**CHALLENGE:** Every record below should be printed exactly as given.

[Saved data entries]
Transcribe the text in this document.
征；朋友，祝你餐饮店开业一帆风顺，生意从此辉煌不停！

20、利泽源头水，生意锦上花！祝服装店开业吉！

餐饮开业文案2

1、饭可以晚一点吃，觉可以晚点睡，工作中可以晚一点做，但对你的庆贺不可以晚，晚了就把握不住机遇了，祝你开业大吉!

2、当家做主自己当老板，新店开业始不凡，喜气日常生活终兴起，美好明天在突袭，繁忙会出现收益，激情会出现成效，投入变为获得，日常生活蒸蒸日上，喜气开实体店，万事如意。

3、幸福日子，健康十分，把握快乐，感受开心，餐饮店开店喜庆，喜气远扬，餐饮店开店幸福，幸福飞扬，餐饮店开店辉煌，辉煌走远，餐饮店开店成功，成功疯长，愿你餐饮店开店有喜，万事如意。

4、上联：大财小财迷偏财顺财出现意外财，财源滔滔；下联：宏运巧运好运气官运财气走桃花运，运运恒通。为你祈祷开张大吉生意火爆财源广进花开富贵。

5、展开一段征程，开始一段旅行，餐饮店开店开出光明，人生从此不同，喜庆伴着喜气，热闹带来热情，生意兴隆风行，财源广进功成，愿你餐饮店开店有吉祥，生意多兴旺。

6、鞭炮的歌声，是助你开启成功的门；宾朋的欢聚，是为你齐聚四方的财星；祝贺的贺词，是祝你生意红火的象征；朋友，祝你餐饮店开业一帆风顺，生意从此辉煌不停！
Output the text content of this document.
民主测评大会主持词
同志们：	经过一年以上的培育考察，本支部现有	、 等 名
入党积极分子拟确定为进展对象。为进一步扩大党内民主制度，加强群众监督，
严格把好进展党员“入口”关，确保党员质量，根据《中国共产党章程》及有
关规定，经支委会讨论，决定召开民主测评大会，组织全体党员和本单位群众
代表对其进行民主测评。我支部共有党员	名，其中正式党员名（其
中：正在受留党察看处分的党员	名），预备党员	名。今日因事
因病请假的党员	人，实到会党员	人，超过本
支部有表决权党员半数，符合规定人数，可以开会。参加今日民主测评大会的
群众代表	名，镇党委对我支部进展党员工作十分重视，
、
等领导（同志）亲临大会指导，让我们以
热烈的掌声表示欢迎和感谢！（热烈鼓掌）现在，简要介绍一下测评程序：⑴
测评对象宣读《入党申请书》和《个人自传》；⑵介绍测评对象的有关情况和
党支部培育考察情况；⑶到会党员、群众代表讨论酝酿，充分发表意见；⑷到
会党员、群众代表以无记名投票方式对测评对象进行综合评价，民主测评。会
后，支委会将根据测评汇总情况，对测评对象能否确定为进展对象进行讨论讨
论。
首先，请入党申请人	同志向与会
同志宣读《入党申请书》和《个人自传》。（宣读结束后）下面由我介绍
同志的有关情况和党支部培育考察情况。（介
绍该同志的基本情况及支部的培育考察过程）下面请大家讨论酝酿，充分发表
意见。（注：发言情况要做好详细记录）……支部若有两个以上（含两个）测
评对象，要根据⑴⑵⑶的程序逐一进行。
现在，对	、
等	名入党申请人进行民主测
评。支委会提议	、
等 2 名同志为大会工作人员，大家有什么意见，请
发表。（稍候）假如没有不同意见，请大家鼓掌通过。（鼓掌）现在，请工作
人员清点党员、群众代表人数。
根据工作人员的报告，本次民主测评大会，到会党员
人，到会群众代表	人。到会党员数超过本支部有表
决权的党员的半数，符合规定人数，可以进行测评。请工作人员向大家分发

**CORRECT OUTPUT:**
Transcribe the text in this document.
征；朋友，祝你餐饮店开业一帆风顺，生意从此辉煌不停！

20、利泽源头水，生意锦上花！祝服装店开业吉！

餐饮开业文案2

1、饭可以晚一点吃，觉可以晚点睡，工作中可以晚一点做，但对你的庆贺不可以晚，晚了就把握不住机遇了，祝你开业大吉!

2、当家做主自己当老板，新店开业始不凡，喜气日常生活终兴起，美好明天在突袭，繁忙会出现收益，激情会出现成效，投入变为获得，日常生活蒸蒸日上，喜气开实体店，万事如意。

3、幸福日子，健康十分，把握快乐，感受开心，餐饮店开店喜庆，喜气远扬，餐饮店开店幸福，幸福飞扬，餐饮店开店辉煌，辉煌走远，餐饮店开店成功，成功疯长，愿你餐饮店开店有喜，万事如意。

4、上联：大财小财迷偏财顺财出现意外财，财源滔滔；下联：宏运巧运好运气官运财气走桃花运，运运恒通。为你祈祷开张大吉生意火爆财源广进花开富贵。

5、展开一段征程，开始一段旅行，餐饮店开店开出光明，人生从此不同，喜庆伴着喜气，热闹带来热情，生意兴隆风行，财源广进功成，愿你餐饮店开店有吉祥，生意多兴旺。

6、鞭炮的歌声，是助你开启成功的门；宾朋的欢聚，是为你齐聚四方的财星；祝贺的贺词，是祝你生意红火的象征；朋友，祝你餐饮店开业一帆风顺，生意从此辉煌不停！
Output the text content of this document.
民主测评大会主持词
同志们：	经过一年以上的培育考察，本支部现有	、 等 名
入党积极分子拟确定为进展对象。为进一步扩大党内民主制度，加强群众监督，
严格把好进展党员“入口”关，确保党员质量，根据《中国共产党章程》及有
关规定，经支委会讨论，决定召开民主测评大会，组织全体党员和本单位群众
代表对其进行民主测评。我支部共有党员	名，其中正式党员名（其
中：正在受留党察看处分的党员	名），预备党员	名。今日因事
因病请假的党员	人，实到会党员	人，超过本
支部有表决权党员半数，符合规定人数，可以开会。参加今日民主测评大会的
群众代表	名，镇党委对我支部进展党员工作十分重视，
、
等领导（同志）亲临大会指导，让我们以
热烈的掌声表示欢迎和感谢！（热烈鼓掌）现在，简要介绍一下测评程序：⑴
测评对象宣读《入党申请书》和《个人自传》；⑵介绍测评对象的有关情况和
党支部培育考察情况；⑶到会党员、群众代表讨论酝酿，充分发表意见；⑷到
会党员、群众代表以无记名投票方式对测评对象进行综合评价，民主测评。会
后，支委会将根据测评汇总情况，对测评对象能否确定为进展对象进行讨论讨
论。
首先，请入党申请人	同志向与会
同志宣读《入党申请书》和《个人自传》。（宣读结束后）下面由我介绍
同志的有关情况和党支部培育考察情况。（介
绍该同志的基本情况及支部的培育考察过程）下面请大家讨论酝酿，充分发表
意见。（注：发言情况要做好详细记录）……支部若有两个以上（含两个）测
评对象，要根据⑴⑵⑶的程序逐一进行。
现在，对	、
等	名入党申请人进行民主测
评。支委会提议	、
等 2 名同志为大会工作人员，大家有什么意见，请
发表。（稍候）假如没有不同意见，请大家鼓掌通过。（鼓掌）现在，请工作
人员清点党员、群众代表人数。
根据工作人员的报告，本次民主测评大会，到会党员
人，到会群众代表	人。到会党员数超过本支部有表
决权的党员的半数，符合规定人数，可以进行测评。请工作人员向大家分发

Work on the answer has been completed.